▶ _RECORDS FOR PROCESSING_

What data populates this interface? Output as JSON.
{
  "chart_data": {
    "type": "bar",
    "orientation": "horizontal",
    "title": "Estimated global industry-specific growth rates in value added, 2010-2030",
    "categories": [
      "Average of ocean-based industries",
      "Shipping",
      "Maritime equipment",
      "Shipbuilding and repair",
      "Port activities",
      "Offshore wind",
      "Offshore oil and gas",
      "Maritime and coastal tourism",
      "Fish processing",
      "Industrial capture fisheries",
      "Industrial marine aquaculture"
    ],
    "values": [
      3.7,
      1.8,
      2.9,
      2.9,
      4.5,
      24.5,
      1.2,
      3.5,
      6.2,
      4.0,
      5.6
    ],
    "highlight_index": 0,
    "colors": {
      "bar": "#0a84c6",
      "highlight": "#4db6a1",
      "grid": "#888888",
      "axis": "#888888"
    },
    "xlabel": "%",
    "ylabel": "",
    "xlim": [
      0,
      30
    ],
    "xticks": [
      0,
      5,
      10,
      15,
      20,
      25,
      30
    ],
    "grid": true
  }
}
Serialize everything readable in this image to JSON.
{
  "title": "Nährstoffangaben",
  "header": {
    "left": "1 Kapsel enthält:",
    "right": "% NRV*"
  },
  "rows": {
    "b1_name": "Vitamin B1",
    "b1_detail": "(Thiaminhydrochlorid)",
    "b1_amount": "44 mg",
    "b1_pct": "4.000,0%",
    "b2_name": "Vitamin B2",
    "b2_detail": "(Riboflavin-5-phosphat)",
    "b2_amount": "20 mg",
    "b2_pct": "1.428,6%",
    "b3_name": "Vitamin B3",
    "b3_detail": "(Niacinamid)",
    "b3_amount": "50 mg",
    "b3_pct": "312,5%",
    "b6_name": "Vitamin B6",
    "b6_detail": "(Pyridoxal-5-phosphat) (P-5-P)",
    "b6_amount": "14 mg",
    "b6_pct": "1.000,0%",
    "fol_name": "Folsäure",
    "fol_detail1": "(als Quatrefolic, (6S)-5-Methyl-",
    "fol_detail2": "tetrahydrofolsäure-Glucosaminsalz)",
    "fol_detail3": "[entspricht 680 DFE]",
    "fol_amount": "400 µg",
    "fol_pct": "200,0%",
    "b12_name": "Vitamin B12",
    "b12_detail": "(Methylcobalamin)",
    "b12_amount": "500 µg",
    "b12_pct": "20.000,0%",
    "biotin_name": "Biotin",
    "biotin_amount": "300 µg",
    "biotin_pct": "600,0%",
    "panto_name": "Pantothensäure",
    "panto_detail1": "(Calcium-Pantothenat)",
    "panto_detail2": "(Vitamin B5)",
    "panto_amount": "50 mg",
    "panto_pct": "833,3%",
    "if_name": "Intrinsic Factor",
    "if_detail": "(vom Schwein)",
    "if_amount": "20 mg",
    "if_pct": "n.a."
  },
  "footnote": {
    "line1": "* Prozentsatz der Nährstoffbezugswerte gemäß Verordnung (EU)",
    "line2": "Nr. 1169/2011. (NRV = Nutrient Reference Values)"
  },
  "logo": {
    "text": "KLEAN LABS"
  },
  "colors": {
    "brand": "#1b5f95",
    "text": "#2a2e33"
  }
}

▶ _EXERCISE DESCRIPTION_
Repeat the entries exactly, all of them.

▶ _WRITTEN RESPONSE_
What data populates this interface? Output as JSON.
{
  "chart_data": {
    "type": "bar",
    "orientation": "horizontal",
    "title": "Estimated global industry-specific growth rates in value added, 2010-2030",
    "categories": [
      "Average of ocean-based industries",
      "Shipping",
      "Maritime equipment",
      "Shipbuilding and repair",
      "Port activities",
      "Offshore wind",
      "Offshore oil and gas",
      "Maritime and coastal tourism",
      "Fish processing",
      "Industrial capture fisheries",
      "Industrial marine aquaculture"
    ],
    "values": [
      3.7,
      1.8,
      2.9,
      2.9,
      4.5,
      24.5,
      1.2,
      3.5,
      6.2,
      4.0,
      5.6
    ],
    "highlight_index": 0,
    "colors": {
      "bar": "#0a84c6",
      "highlight": "#4db6a1",
      "grid": "#888888",
      "axis": "#888888"
    },
    "xlabel": "%",
    "ylabel": "",
    "xlim": [
      0,
      30
    ],
    "xticks": [
      0,
      5,
      10,
      15,
      20,
      25,
      30
    ],
    "grid": true
  }
}
Serialize everything readable in this image to JSON.
{
  "title": "Nährstoffangaben",
  "header": {
    "left": "1 Kapsel enthält:",
    "right": "% NRV*"
  },
  "rows": {
    "b1_name": "Vitamin B1",
    "b1_detail": "(Thiaminhydrochlorid)",
    "b1_amount": "44 mg",
    "b1_pct": "4.000,0%",
    "b2_name": "Vitamin B2",
    "b2_detail": "(Riboflavin-5-phosphat)",
    "b2_amount": "20 mg",
    "b2_pct": "1.428,6%",
    "b3_name": "Vitamin B3",
    "b3_detail": "(Niacinamid)",
    "b3_amount": "50 mg",
    "b3_pct": "312,5%",
    "b6_name": "Vitamin B6",
    "b6_detail": "(Pyridoxal-5-phosphat) (P-5-P)",
    "b6_amount": "14 mg",
    "b6_pct": "1.000,0%",
    "fol_name": "Folsäure",
    "fol_detail1": "(als Quatrefolic, (6S)-5-Methyl-",
    "fol_detail2": "tetrahydrofolsäure-Glucosaminsalz)",
    "fol_detail3": "[entspricht 680 DFE]",
    "fol_amount": "400 µg",
    "fol_pct": "200,0%",
    "b12_name": "Vitamin B12",
    "b12_detail": "(Methylcobalamin)",
    "b12_amount": "500 µg",
    "b12_pct": "20.000,0%",
    "biotin_name": "Biotin",
    "biotin_amount": "300 µg",
    "biotin_pct": "600,0%",
    "panto_name": "Pantothensäure",
    "panto_detail1": "(Calcium-Pantothenat)",
    "panto_detail2": "(Vitamin B5)",
    "panto_amount": "50 mg",
    "panto_pct": "833,3%",
    "if_name": "Intrinsic Factor",
    "if_detail": "(vom Schwein)",
    "if_amount": "20 mg",
    "if_pct": "n.a."
  },
  "footnote": {
    "line1": "* Prozentsatz der Nährstoffbezugswerte gemäß Verordnung (EU)",
    "line2": "Nr. 1169/2011. (NRV = Nutrient Reference Values)"
  },
  "logo": {
    "text": "KLEAN LABS"
  },
  "colors": {
    "brand": "#1b5f95",
    "text": "#2a2e33"
  }
}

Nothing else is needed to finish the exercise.